Task instructions:
Copy out all the records exactly.
--- BEGIN Material to process ---
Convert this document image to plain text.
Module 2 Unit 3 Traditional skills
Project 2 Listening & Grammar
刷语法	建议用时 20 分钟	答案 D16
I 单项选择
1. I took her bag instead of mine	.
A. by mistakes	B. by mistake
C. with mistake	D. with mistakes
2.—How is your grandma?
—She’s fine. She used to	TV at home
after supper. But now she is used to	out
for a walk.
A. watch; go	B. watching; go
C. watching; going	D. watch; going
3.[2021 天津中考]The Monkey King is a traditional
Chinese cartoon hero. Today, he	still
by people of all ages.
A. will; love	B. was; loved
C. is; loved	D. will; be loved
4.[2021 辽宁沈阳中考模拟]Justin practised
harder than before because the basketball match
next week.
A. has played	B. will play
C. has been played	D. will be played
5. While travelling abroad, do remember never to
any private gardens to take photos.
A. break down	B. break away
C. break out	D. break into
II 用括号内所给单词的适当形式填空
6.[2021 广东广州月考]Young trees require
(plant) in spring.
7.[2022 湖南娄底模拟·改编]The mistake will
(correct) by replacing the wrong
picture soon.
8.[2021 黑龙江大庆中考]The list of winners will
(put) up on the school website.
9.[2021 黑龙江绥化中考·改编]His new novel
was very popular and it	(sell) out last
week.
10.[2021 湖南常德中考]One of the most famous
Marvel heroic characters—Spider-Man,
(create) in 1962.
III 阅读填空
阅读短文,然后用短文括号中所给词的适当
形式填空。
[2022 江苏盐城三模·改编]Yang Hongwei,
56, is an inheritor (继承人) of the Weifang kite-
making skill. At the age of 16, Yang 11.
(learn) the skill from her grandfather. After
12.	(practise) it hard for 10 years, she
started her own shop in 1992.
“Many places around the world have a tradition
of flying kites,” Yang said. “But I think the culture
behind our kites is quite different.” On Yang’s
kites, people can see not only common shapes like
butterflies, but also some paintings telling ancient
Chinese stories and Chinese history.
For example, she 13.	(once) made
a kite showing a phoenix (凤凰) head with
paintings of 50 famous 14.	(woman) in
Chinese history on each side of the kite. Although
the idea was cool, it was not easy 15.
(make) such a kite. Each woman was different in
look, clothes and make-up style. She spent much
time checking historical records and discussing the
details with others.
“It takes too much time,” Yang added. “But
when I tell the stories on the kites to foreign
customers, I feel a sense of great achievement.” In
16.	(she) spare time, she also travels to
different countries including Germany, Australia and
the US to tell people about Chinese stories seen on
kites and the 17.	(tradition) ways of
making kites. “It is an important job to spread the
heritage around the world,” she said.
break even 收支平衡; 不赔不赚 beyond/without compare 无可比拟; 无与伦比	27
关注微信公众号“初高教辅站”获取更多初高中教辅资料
--- END Material to process ---
Complete answer:
Convert this document image to plain text.
Module 2 Unit 3 Traditional skills
Project 2 Listening & Grammar
刷语法	建议用时 20 分钟	答案 D16
I 单项选择
1. I took her bag instead of mine	.
A. by mistakes	B. by mistake
C. with mistake	D. with mistakes
2.—How is your grandma?
—She’s fine. She used to	TV at home
after supper. But now she is used to	out
for a walk.
A. watch; go	B. watching; go
C. watching; going	D. watch; going
3.[2021 天津中考]The Monkey King is a traditional
Chinese cartoon hero. Today, he	still
by people of all ages.
A. will; love	B. was; loved
C. is; loved	D. will; be loved
4.[2021 辽宁沈阳中考模拟]Justin practised
harder than before because the basketball match
next week.
A. has played	B. will play
C. has been played	D. will be played
5. While travelling abroad, do remember never to
any private gardens to take photos.
A. break down	B. break away
C. break out	D. break into
II 用括号内所给单词的适当形式填空
6.[2021 广东广州月考]Young trees require
(plant) in spring.
7.[2022 湖南娄底模拟·改编]The mistake will
(correct) by replacing the wrong
picture soon.
8.[2021 黑龙江大庆中考]The list of winners will
(put) up on the school website.
9.[2021 黑龙江绥化中考·改编]His new novel
was very popular and it	(sell) out last
week.
10.[2021 湖南常德中考]One of the most famous
Marvel heroic characters—Spider-Man,
(create) in 1962.
III 阅读填空
阅读短文,然后用短文括号中所给词的适当
形式填空。
[2022 江苏盐城三模·改编]Yang Hongwei,
56, is an inheritor (继承人) of the Weifang kite-
making skill. At the age of 16, Yang 11.
(learn) the skill from her grandfather. After
12.	(practise) it hard for 10 years, she
started her own shop in 1992.
“Many places around the world have a tradition
of flying kites,” Yang said. “But I think the culture
behind our kites is quite different.” On Yang’s
kites, people can see not only common shapes like
butterflies, but also some paintings telling ancient
Chinese stories and Chinese history.
For example, she 13.	(once) made
a kite showing a phoenix (凤凰) head with
paintings of 50 famous 14.	(woman) in
Chinese history on each side of the kite. Although
the idea was cool, it was not easy 15.
(make) such a kite. Each woman was different in
look, clothes and make-up style. She spent much
time checking historical records and discussing the
details with others.
“It takes too much time,” Yang added. “But
when I tell the stories on the kites to foreign
customers, I feel a sense of great achievement.” In
16.	(she) spare time, she also travels to
different countries including Germany, Australia and
the US to tell people about Chinese stories seen on
kites and the 17.	(tradition) ways of
making kites. “It is an important job to spread the
heritage around the world,” she said.
break even 收支平衡; 不赔不赚 beyond/without compare 无可比拟; 无与伦比	27
关注微信公众号“初高教辅站”获取更多初高中教辅资料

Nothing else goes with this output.